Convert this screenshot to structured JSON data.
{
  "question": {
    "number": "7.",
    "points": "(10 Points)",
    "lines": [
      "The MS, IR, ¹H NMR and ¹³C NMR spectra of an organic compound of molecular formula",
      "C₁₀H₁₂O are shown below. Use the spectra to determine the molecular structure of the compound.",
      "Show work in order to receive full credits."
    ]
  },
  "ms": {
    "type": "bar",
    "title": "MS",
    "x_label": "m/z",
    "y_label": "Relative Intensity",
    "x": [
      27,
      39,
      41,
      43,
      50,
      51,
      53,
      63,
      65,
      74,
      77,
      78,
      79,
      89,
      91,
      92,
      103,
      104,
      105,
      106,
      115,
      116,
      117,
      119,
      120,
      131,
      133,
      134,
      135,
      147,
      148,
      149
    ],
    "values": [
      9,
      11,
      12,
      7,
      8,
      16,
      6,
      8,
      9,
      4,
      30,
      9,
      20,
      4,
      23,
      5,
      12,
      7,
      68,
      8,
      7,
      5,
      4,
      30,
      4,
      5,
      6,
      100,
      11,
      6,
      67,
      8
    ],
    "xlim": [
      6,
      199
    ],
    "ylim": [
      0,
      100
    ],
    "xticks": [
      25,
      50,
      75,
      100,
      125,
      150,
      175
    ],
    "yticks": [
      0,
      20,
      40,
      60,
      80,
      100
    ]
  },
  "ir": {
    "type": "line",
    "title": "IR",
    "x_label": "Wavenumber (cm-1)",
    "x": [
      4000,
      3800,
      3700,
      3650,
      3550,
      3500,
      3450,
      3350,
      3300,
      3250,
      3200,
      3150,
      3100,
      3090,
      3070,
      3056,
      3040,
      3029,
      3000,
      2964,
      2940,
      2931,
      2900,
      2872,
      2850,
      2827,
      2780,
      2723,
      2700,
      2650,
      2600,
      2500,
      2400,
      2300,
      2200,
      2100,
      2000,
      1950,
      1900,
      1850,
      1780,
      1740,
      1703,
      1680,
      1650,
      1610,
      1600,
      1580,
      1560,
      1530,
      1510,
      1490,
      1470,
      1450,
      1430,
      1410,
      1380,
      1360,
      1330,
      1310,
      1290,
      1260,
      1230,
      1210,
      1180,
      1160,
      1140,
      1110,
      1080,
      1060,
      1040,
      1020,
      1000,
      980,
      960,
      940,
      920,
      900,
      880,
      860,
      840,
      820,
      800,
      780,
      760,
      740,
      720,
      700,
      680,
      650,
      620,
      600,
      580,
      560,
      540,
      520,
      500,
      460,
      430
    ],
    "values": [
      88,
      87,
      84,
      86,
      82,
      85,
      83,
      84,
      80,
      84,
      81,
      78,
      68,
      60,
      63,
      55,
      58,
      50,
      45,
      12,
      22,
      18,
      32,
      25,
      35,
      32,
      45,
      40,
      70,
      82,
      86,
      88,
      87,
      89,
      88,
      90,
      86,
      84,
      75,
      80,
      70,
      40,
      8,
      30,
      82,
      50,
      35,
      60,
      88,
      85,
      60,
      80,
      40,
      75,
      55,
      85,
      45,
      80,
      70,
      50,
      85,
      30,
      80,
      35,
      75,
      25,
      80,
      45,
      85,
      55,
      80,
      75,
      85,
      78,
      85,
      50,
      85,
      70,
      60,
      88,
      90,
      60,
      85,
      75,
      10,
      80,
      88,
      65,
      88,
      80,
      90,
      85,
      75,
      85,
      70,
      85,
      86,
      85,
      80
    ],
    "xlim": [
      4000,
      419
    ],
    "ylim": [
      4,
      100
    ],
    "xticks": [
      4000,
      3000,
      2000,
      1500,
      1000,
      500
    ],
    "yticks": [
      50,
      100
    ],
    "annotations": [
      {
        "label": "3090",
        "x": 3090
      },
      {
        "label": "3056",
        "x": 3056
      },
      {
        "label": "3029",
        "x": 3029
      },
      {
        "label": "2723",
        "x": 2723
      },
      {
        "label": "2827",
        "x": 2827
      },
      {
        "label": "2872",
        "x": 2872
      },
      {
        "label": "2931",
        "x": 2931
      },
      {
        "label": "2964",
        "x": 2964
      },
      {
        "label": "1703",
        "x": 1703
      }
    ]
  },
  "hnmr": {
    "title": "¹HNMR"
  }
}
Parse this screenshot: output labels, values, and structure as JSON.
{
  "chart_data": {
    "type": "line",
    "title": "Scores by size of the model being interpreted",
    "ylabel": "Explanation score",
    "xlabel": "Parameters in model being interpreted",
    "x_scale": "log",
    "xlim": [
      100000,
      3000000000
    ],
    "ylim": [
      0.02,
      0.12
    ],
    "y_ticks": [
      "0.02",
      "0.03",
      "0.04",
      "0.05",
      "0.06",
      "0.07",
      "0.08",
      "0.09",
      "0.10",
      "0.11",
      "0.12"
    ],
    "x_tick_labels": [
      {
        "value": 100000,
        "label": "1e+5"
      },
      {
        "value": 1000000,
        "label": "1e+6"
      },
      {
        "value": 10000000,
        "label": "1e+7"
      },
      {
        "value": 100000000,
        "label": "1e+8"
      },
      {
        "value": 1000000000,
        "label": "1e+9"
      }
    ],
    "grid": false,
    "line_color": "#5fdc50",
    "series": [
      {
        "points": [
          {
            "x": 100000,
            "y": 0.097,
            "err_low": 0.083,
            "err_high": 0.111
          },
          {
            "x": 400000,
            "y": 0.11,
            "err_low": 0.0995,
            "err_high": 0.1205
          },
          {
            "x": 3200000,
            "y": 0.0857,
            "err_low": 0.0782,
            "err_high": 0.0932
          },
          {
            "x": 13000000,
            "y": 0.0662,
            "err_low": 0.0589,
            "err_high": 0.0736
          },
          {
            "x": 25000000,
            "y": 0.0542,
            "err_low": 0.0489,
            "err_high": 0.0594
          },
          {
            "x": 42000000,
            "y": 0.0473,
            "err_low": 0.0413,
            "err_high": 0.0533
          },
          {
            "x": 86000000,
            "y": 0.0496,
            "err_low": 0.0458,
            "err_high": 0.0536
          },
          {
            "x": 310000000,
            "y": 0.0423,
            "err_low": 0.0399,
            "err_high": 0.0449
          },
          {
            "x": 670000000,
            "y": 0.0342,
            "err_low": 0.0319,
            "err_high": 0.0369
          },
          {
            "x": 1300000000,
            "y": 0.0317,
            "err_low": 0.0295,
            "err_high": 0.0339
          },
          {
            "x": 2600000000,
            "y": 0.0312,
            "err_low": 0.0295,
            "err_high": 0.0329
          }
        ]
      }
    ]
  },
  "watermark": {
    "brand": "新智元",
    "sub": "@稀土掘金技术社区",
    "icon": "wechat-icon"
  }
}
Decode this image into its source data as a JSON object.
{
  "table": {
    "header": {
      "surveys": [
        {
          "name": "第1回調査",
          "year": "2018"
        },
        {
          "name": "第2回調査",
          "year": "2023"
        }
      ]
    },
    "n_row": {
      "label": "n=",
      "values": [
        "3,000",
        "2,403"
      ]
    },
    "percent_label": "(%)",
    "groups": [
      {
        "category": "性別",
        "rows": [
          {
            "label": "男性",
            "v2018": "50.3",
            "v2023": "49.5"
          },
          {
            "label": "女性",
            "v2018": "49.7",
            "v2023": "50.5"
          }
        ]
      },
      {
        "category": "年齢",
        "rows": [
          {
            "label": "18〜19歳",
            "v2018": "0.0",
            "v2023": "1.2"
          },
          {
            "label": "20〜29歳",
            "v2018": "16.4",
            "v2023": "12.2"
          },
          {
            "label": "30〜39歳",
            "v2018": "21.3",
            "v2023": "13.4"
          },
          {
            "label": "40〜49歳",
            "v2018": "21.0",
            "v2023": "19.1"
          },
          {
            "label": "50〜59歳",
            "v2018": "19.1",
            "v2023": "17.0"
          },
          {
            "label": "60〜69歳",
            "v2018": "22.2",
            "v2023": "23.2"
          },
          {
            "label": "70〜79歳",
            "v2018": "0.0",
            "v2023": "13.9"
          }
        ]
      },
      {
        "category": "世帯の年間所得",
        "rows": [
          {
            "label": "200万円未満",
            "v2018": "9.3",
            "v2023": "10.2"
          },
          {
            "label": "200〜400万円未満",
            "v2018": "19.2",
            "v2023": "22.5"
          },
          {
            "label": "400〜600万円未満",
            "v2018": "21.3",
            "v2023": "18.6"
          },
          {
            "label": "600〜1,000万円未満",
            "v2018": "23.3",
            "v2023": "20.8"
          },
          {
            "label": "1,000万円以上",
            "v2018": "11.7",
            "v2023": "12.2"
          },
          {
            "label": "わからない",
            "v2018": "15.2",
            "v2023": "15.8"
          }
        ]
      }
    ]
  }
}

════════════════════

What is needed » Copy every line of the listing that contains the word "spectra".

Reply to the exercise »
      "The MS, IR, ¹H NMR and ¹³C NMR spectra of an organic compound of molecular formula",
      "C₁₀H₁₂O are shown below. Use the spectra to determine the molecular structure of the compound.",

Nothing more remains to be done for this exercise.